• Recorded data
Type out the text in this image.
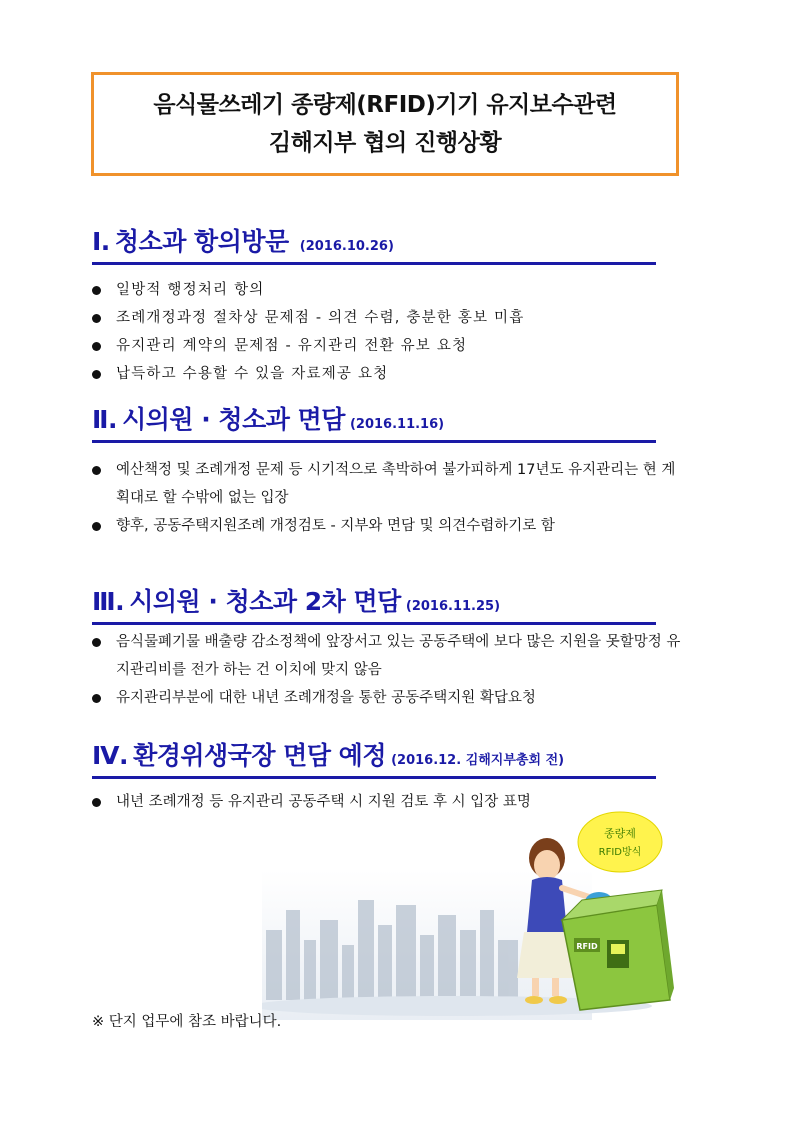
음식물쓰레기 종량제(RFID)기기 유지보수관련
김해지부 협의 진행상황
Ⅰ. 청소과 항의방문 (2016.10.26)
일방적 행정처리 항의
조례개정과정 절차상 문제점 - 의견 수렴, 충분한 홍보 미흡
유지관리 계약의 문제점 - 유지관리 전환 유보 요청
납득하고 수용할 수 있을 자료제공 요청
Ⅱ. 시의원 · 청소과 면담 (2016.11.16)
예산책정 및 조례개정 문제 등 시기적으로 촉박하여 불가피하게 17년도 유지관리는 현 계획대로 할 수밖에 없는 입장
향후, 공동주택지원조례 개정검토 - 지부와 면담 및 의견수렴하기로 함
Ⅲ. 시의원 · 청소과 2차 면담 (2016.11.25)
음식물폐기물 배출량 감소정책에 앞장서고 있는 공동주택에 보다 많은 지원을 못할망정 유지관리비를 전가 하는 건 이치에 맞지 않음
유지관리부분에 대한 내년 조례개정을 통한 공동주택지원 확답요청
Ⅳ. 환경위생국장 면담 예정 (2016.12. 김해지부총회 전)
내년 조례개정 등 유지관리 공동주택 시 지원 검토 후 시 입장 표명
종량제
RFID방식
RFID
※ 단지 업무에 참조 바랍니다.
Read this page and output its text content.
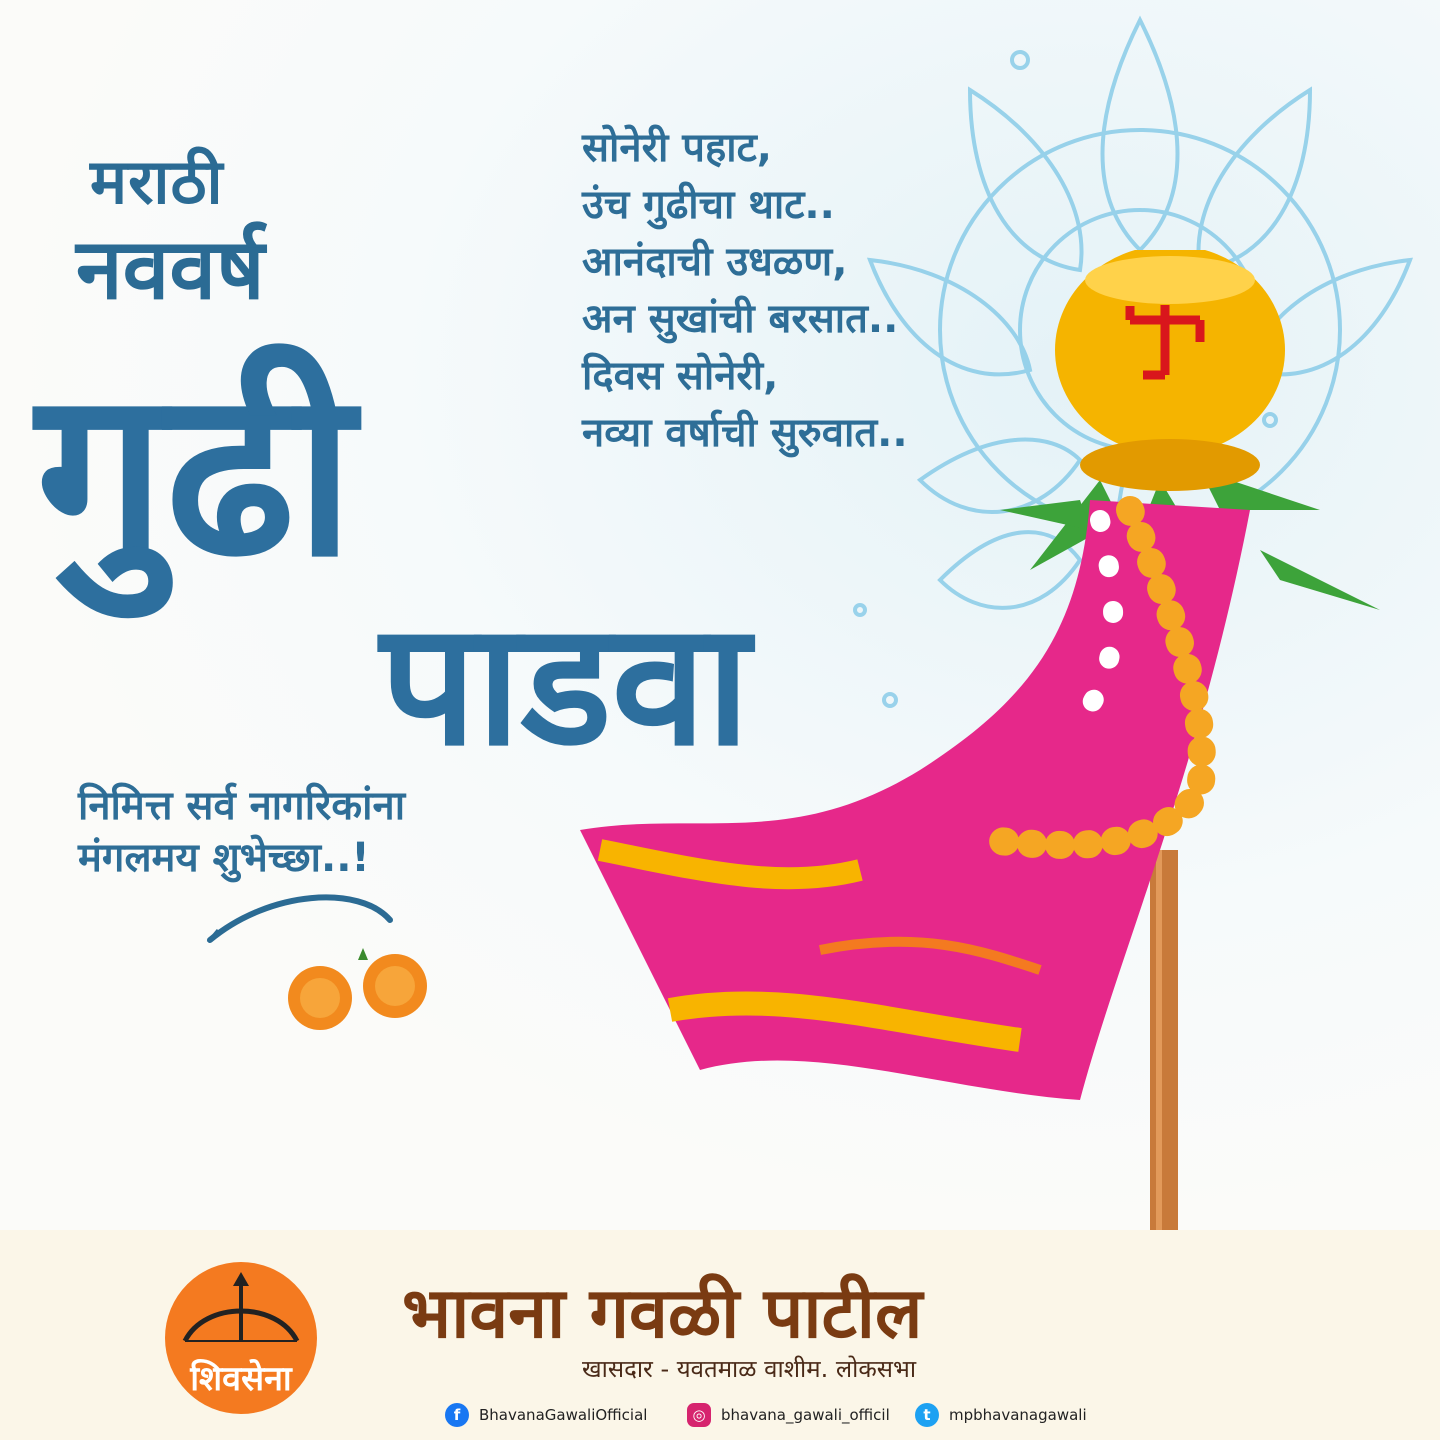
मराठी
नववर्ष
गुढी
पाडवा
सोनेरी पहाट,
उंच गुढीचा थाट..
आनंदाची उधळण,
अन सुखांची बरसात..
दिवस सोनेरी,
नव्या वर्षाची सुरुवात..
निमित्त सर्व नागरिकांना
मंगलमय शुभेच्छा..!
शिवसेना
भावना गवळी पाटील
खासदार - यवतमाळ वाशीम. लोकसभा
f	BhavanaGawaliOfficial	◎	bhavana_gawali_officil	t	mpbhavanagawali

• WRITTEN REQUEST
Find each line holding "text". Copy it out.

• SOLUTION TO THIS EXERCISE
Type out the text in this image.
Read this page and output its text content.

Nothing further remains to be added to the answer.